BEGIN GIVEN DATA
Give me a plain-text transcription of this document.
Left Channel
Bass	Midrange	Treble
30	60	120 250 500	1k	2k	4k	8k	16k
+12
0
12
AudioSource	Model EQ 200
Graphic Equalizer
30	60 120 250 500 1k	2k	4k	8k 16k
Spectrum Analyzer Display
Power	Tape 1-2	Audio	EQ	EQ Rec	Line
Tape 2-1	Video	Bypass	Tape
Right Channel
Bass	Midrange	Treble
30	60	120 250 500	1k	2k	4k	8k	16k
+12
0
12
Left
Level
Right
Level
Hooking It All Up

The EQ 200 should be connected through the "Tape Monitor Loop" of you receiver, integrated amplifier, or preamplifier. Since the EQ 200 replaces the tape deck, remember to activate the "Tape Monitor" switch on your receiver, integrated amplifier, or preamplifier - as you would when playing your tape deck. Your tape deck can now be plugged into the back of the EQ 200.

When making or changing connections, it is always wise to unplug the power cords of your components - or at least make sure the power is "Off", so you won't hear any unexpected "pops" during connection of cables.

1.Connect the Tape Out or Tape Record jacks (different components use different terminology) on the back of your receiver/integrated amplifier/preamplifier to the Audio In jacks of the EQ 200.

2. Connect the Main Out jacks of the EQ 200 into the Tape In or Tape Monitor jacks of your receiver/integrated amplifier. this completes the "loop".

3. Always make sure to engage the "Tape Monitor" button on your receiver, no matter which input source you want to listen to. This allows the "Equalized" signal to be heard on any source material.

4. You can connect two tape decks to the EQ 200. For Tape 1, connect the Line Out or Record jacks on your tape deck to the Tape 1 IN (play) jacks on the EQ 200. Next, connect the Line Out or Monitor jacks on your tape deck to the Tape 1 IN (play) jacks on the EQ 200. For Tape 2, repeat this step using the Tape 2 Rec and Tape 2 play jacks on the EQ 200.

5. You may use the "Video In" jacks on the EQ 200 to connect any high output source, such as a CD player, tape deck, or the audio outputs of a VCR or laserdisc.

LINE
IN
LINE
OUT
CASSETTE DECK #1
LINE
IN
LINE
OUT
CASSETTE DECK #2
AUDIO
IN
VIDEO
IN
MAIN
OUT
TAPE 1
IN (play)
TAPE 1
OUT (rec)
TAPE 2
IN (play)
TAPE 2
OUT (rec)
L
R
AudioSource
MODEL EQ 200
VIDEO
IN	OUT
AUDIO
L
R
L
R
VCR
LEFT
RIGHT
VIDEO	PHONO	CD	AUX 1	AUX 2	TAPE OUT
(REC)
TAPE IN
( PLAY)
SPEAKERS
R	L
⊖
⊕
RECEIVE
END GIVEN DATA
- PROBLEM TO WORK ON
Make an exact copy of all the data.

- TASK RESPONSE
Give me a plain-text transcription of this document.
Left Channel
Bass	Midrange	Treble
30	60	120 250 500	1k	2k	4k	8k	16k
+12
0
12
AudioSource	Model EQ 200
Graphic Equalizer
30	60 120 250 500 1k	2k	4k	8k 16k
Spectrum Analyzer Display
Power	Tape 1-2	Audio	EQ	EQ Rec	Line
Tape 2-1	Video	Bypass	Tape
Right Channel
Bass	Midrange	Treble
30	60	120 250 500	1k	2k	4k	8k	16k
+12
0
12
Left
Level
Right
Level
Hooking It All Up

The EQ 200 should be connected through the "Tape Monitor Loop" of you receiver, integrated amplifier, or preamplifier. Since the EQ 200 replaces the tape deck, remember to activate the "Tape Monitor" switch on your receiver, integrated amplifier, or preamplifier - as you would when playing your tape deck. Your tape deck can now be plugged into the back of the EQ 200.

When making or changing connections, it is always wise to unplug the power cords of your components - or at least make sure the power is "Off", so you won't hear any unexpected "pops" during connection of cables.

1.Connect the Tape Out or Tape Record jacks (different components use different terminology) on the back of your receiver/integrated amplifier/preamplifier to the Audio In jacks of the EQ 200.

2. Connect the Main Out jacks of the EQ 200 into the Tape In or Tape Monitor jacks of your receiver/integrated amplifier. this completes the "loop".

3. Always make sure to engage the "Tape Monitor" button on your receiver, no matter which input source you want to listen to. This allows the "Equalized" signal to be heard on any source material.

4. You can connect two tape decks to the EQ 200. For Tape 1, connect the Line Out or Record jacks on your tape deck to the Tape 1 IN (play) jacks on the EQ 200. Next, connect the Line Out or Monitor jacks on your tape deck to the Tape 1 IN (play) jacks on the EQ 200. For Tape 2, repeat this step using the Tape 2 Rec and Tape 2 play jacks on the EQ 200.

5. You may use the "Video In" jacks on the EQ 200 to connect any high output source, such as a CD player, tape deck, or the audio outputs of a VCR or laserdisc.

LINE
IN
LINE
OUT
CASSETTE DECK #1
LINE
IN
LINE
OUT
CASSETTE DECK #2
AUDIO
IN
VIDEO
IN
MAIN
OUT
TAPE 1
IN (play)
TAPE 1
OUT (rec)
TAPE 2
IN (play)
TAPE 2
OUT (rec)
L
R
AudioSource
MODEL EQ 200
VIDEO
IN	OUT
AUDIO
L
R
L
R
VCR
LEFT
RIGHT
VIDEO	PHONO	CD	AUX 1	AUX 2	TAPE OUT
(REC)
TAPE IN
( PLAY)
SPEAKERS
R	L
⊖
⊕
RECEIVE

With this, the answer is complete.